▶ What is needed:
Report each line of the data that includes the word "hygiene".

[Collection entries]
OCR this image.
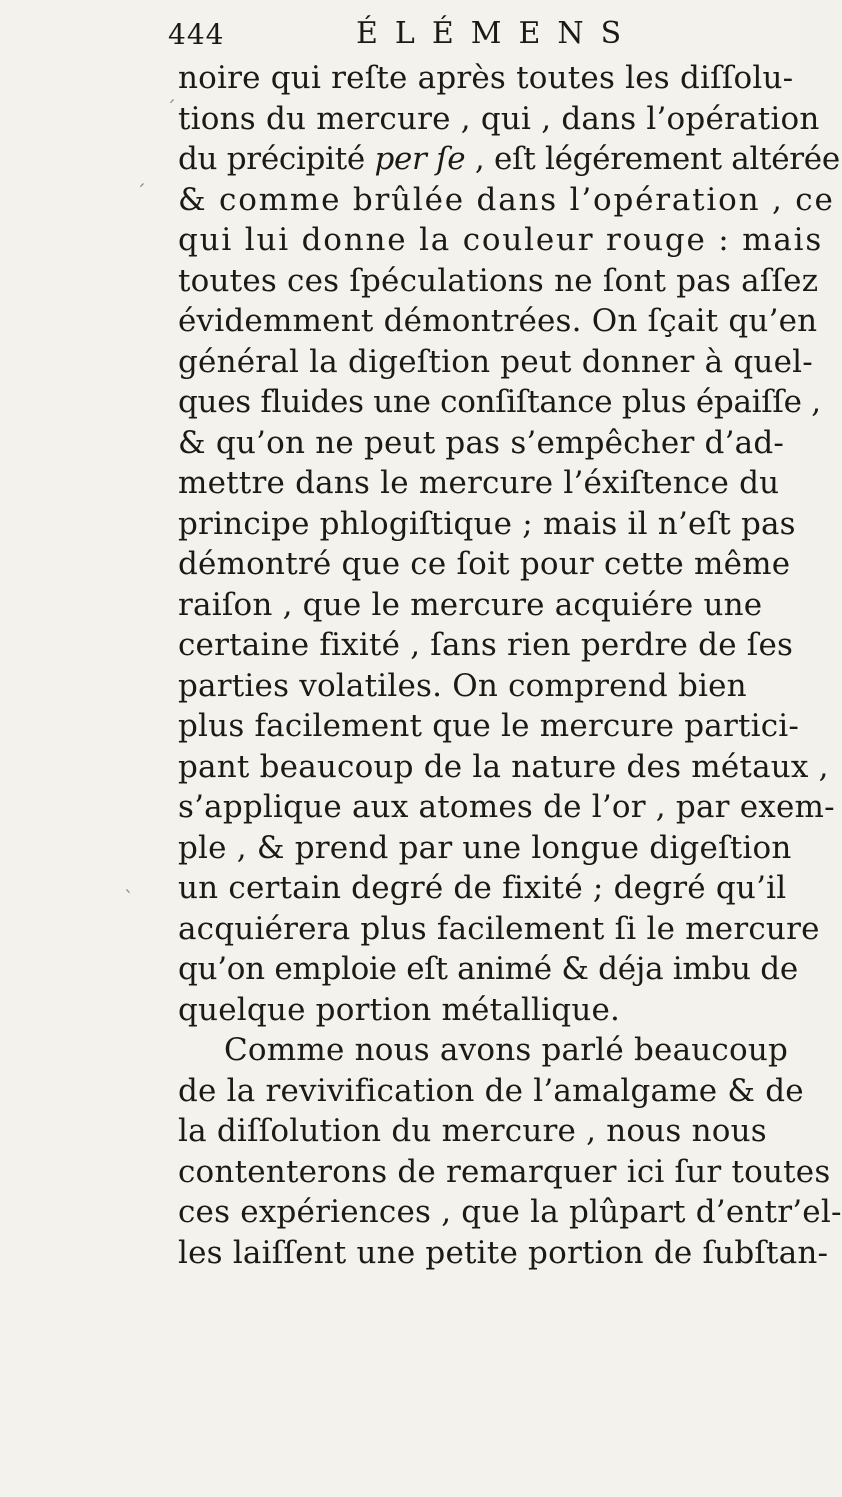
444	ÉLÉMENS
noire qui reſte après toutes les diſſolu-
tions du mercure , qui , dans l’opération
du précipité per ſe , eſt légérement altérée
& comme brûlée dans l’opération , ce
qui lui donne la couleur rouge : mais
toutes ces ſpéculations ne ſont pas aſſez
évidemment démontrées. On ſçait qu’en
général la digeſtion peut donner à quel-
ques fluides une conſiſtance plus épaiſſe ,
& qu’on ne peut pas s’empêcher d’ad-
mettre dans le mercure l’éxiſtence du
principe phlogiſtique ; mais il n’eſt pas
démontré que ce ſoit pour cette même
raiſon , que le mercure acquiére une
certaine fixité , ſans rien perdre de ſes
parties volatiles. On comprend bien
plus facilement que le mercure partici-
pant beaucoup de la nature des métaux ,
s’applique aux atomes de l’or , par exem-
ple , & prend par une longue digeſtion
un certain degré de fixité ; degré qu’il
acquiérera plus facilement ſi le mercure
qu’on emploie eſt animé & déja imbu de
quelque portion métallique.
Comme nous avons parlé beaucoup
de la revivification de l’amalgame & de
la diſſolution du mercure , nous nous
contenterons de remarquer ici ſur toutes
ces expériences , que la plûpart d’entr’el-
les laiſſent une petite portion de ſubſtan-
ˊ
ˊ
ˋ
---
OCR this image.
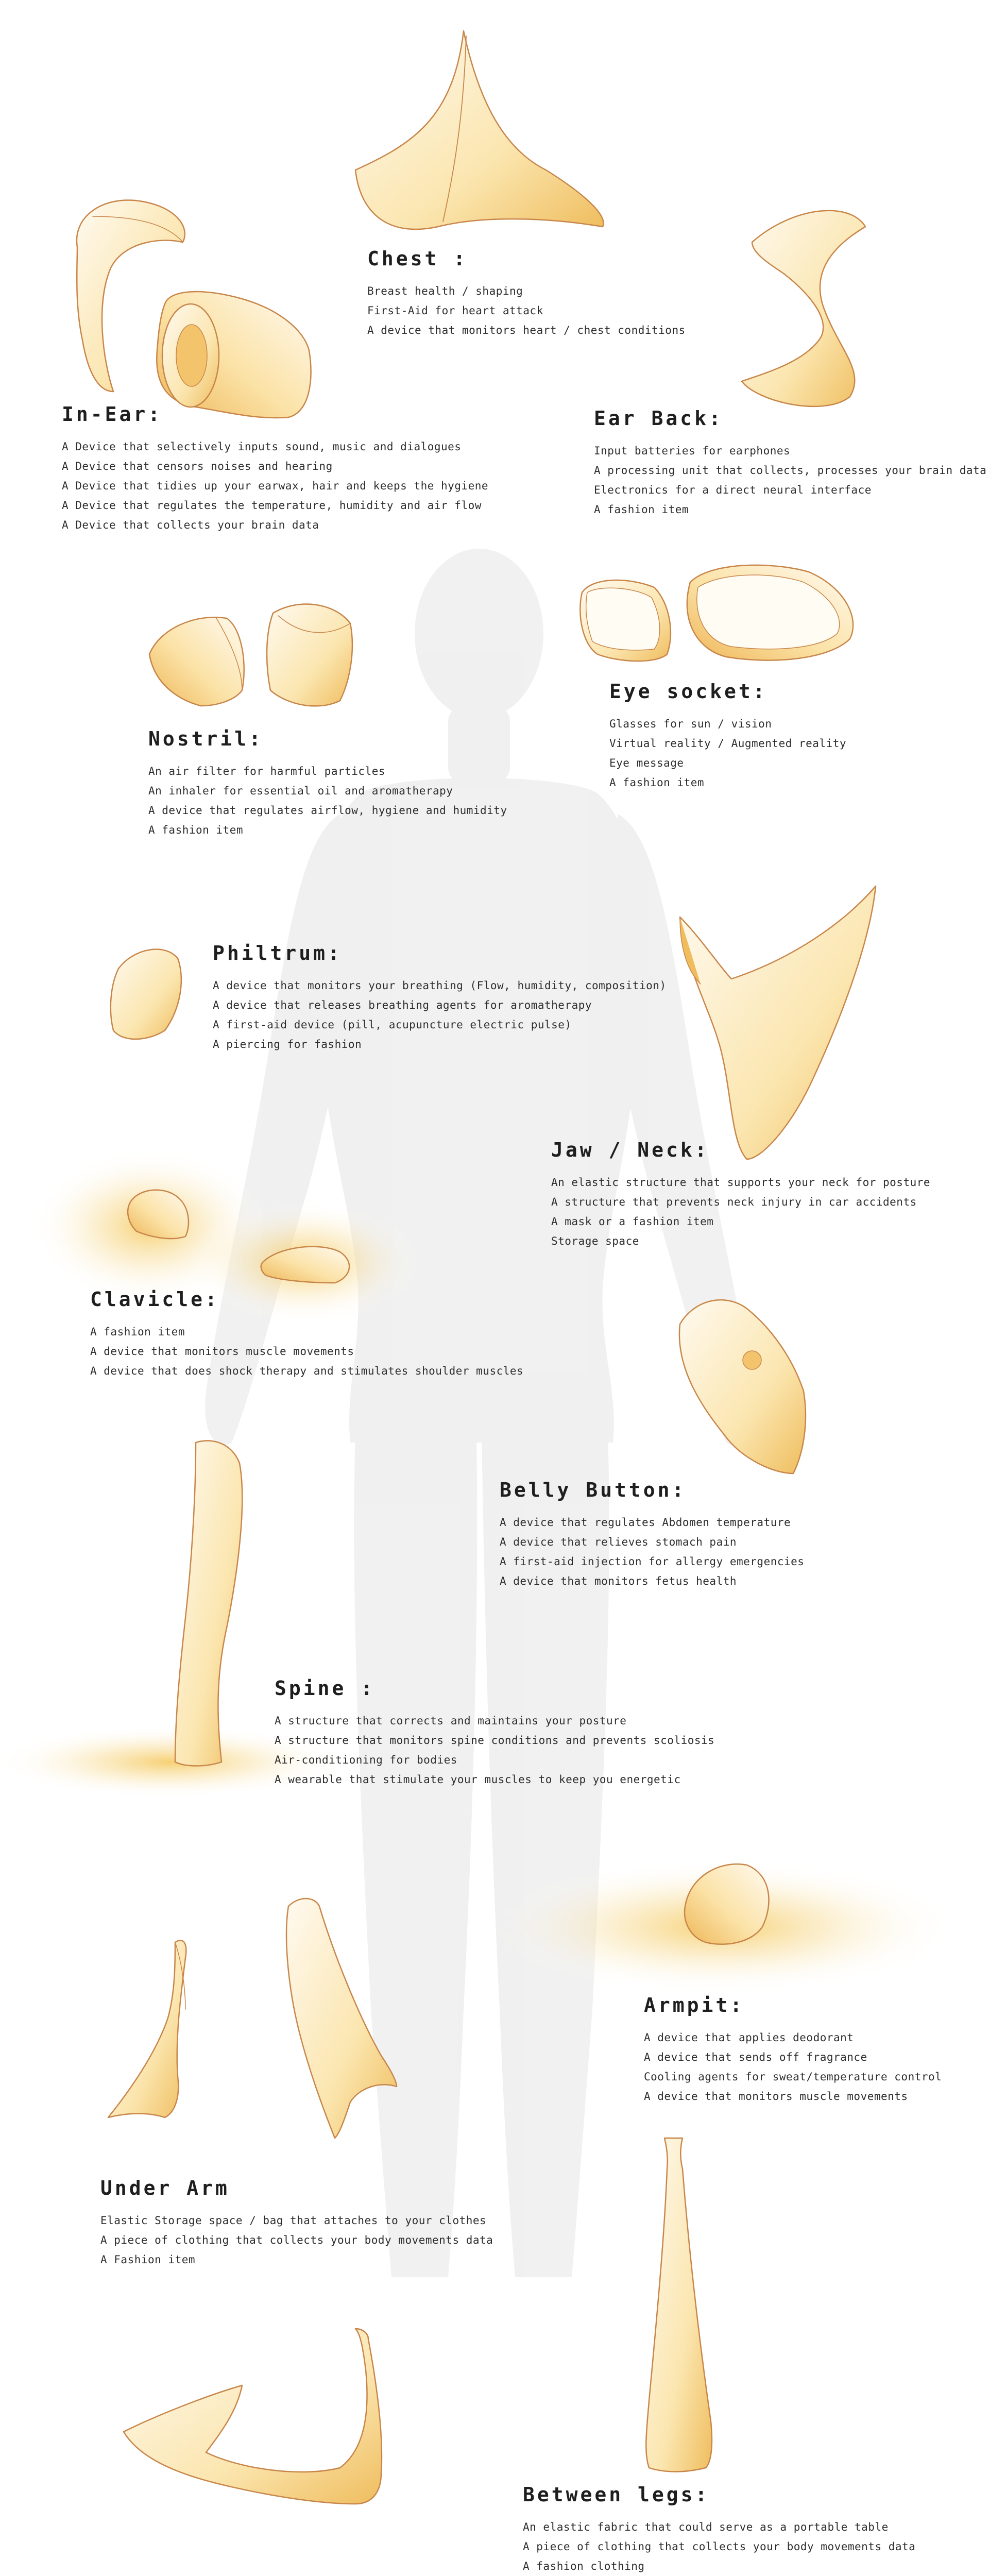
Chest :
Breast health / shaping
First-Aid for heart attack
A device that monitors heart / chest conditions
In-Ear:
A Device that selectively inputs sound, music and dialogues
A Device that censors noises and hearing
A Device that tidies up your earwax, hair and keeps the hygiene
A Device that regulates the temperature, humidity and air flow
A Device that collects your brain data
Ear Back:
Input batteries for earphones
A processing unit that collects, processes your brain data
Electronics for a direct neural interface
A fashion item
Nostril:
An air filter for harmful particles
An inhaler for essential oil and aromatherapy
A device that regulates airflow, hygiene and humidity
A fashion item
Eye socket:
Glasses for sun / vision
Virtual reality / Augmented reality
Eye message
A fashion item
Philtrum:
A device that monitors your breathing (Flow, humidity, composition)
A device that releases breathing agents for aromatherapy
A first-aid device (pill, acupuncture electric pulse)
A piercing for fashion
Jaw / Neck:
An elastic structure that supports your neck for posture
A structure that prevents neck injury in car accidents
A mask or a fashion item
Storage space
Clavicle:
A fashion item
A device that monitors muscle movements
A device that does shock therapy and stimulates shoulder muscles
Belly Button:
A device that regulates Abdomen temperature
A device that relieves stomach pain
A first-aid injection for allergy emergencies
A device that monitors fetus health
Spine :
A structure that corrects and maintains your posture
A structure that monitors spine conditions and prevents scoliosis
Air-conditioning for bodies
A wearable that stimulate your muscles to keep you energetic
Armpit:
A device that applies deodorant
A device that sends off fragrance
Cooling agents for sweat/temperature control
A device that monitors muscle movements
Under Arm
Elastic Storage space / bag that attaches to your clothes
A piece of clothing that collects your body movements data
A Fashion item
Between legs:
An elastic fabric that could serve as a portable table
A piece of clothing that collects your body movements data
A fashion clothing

▶ In response:
A Device that tidies up your earwax, hair and keeps the hygiene
A device that regulates airflow, hygiene and humidity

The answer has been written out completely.